------ Data listing ------

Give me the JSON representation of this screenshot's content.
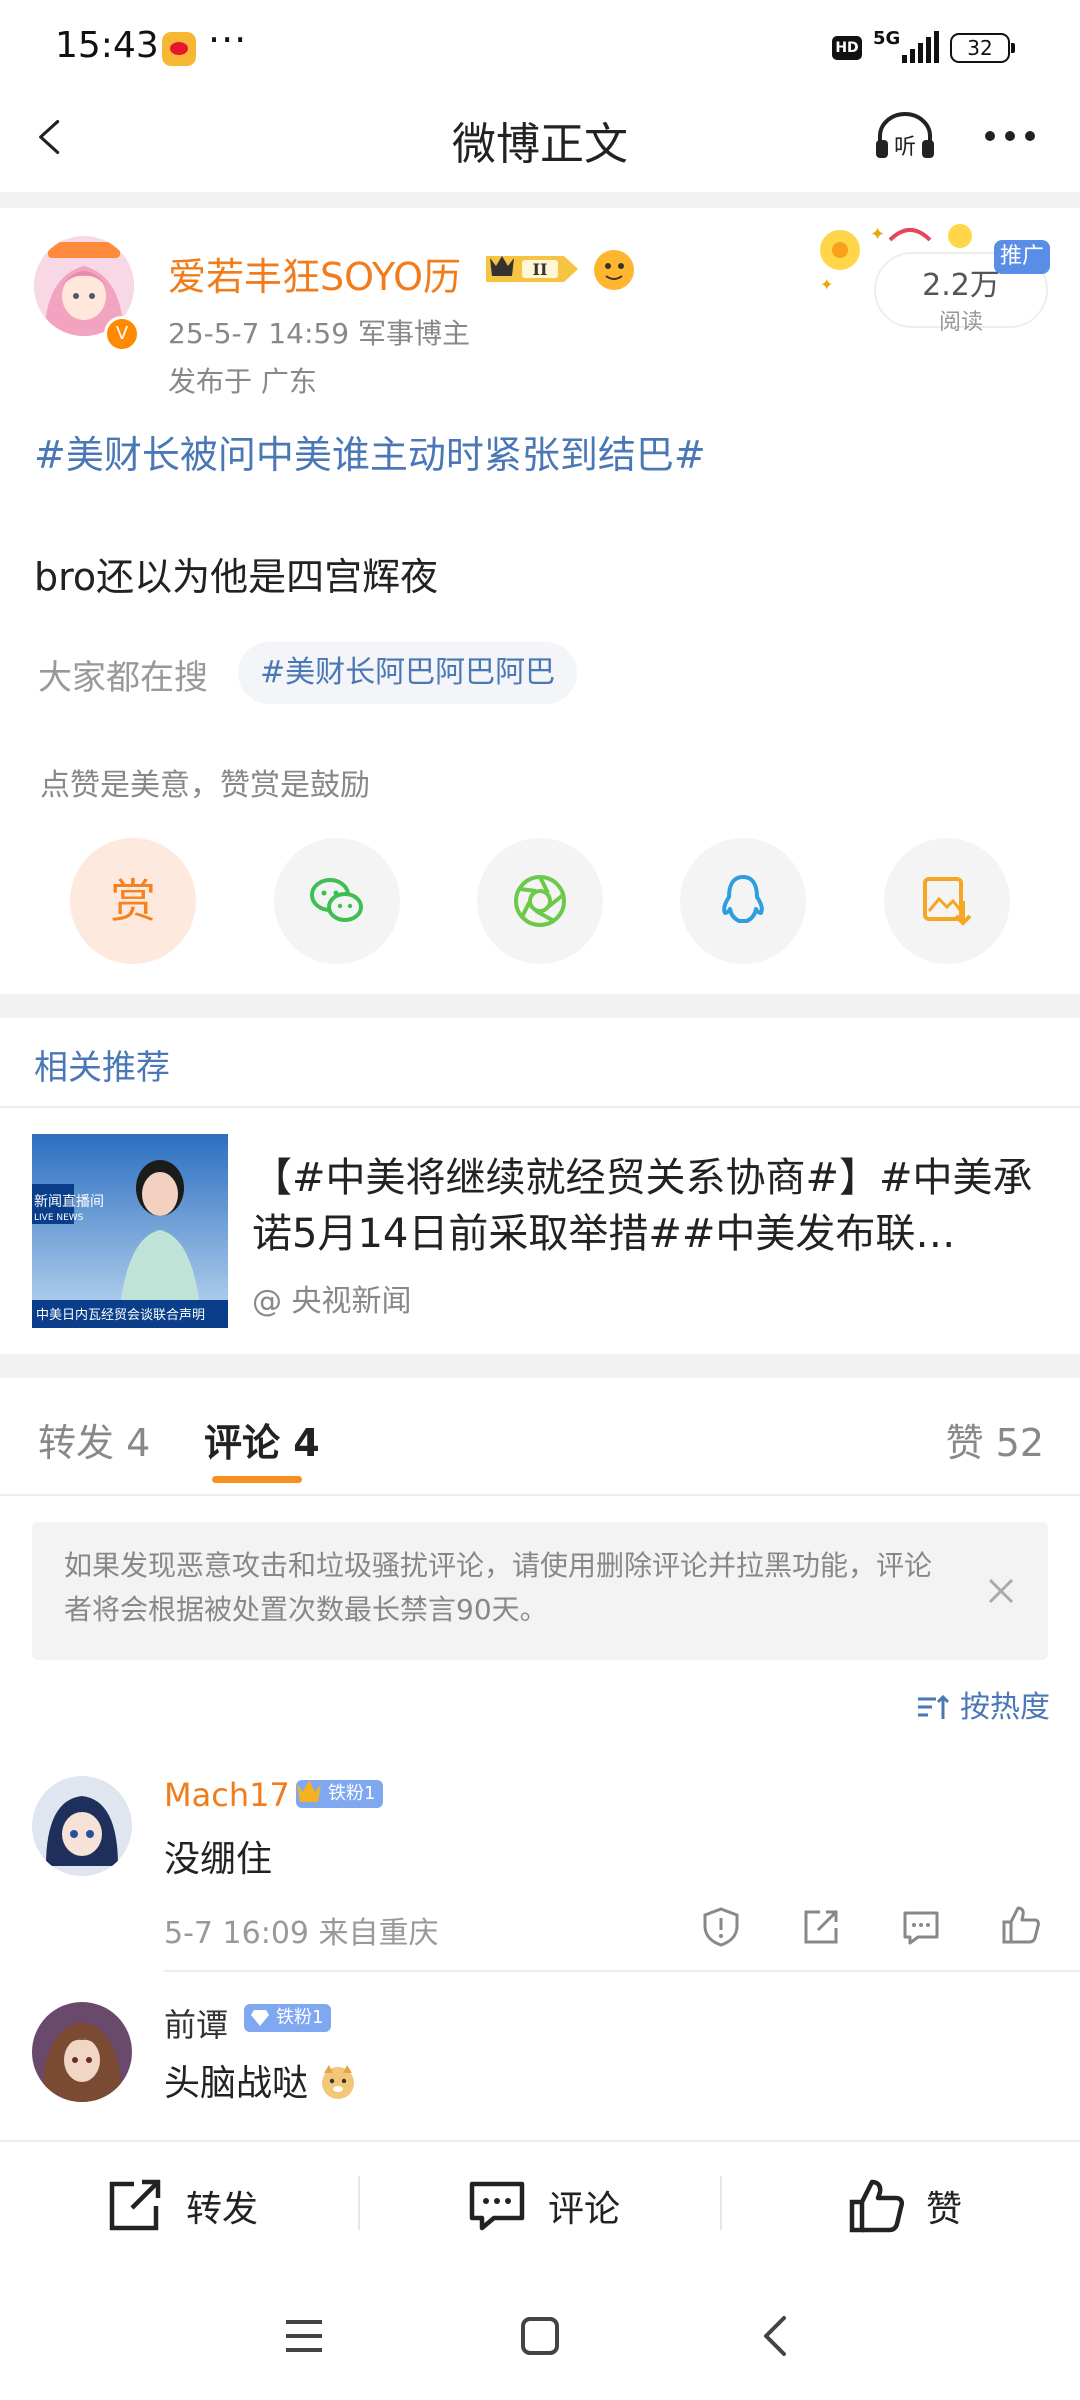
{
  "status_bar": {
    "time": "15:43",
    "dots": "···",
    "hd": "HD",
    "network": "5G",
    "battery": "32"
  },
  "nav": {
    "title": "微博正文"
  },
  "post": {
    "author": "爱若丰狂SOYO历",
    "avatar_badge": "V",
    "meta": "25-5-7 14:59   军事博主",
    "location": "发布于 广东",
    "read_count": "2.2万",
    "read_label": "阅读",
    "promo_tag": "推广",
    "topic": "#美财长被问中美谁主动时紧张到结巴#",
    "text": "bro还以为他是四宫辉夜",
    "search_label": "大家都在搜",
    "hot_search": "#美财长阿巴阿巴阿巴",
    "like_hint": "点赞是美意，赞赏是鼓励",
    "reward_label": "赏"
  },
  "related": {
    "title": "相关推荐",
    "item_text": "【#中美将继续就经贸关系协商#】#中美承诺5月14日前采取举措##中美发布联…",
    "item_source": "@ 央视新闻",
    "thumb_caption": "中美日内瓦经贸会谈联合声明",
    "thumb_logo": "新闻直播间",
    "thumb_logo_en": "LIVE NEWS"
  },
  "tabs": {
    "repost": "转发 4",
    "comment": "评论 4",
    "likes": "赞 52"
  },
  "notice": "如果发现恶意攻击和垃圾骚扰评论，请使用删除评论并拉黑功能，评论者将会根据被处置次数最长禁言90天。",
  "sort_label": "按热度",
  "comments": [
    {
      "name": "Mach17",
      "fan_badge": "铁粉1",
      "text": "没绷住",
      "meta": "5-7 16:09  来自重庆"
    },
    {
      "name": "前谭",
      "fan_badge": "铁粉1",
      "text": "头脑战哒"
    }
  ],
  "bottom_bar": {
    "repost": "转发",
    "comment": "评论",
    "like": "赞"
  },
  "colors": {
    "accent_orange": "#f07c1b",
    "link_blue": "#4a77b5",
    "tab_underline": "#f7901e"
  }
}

------

• _What is needed_: Return all the entries word for word, but omit any pictures they contain.

• _Response for this exercise_:
Give me the JSON representation of this screenshot's content.
{
  "status_bar": {
    "time": "15:43",
    "dots": "···",
    "hd": "HD",
    "network": "5G",
    "battery": "32"
  },
  "nav": {
    "title": "微博正文"
  },
  "post": {
    "author": "爱若丰狂SOYO历",
    "avatar_badge": "V",
    "meta": "25-5-7 14:59   军事博主",
    "location": "发布于 广东",
    "read_count": "2.2万",
    "read_label": "阅读",
    "promo_tag": "推广",
    "topic": "#美财长被问中美谁主动时紧张到结巴#",
    "text": "bro还以为他是四宫辉夜",
    "search_label": "大家都在搜",
    "hot_search": "#美财长阿巴阿巴阿巴",
    "like_hint": "点赞是美意，赞赏是鼓励",
    "reward_label": "赏"
  },
  "related": {
    "title": "相关推荐",
    "item_text": "【#中美将继续就经贸关系协商#】#中美承诺5月14日前采取举措##中美发布联…",
    "item_source": "@ 央视新闻",
    "thumb_caption": "中美日内瓦经贸会谈联合声明",
    "thumb_logo": "新闻直播间",
    "thumb_logo_en": "LIVE NEWS"
  },
  "tabs": {
    "repost": "转发 4",
    "comment": "评论 4",
    "likes": "赞 52"
  },
  "notice": "如果发现恶意攻击和垃圾骚扰评论，请使用删除评论并拉黑功能，评论者将会根据被处置次数最长禁言90天。",
  "sort_label": "按热度",
  "comments": [
    {
      "name": "Mach17",
      "fan_badge": "铁粉1",
      "text": "没绷住",
      "meta": "5-7 16:09  来自重庆"
    },
    {
      "name": "前谭",
      "fan_badge": "铁粉1",
      "text": "头脑战哒"
    }
  ],
  "bottom_bar": {
    "repost": "转发",
    "comment": "评论",
    "like": "赞"
  },
  "colors": {
    "accent_orange": "#f07c1b",
    "link_blue": "#4a77b5",
    "tab_underline": "#f7901e"
  }
}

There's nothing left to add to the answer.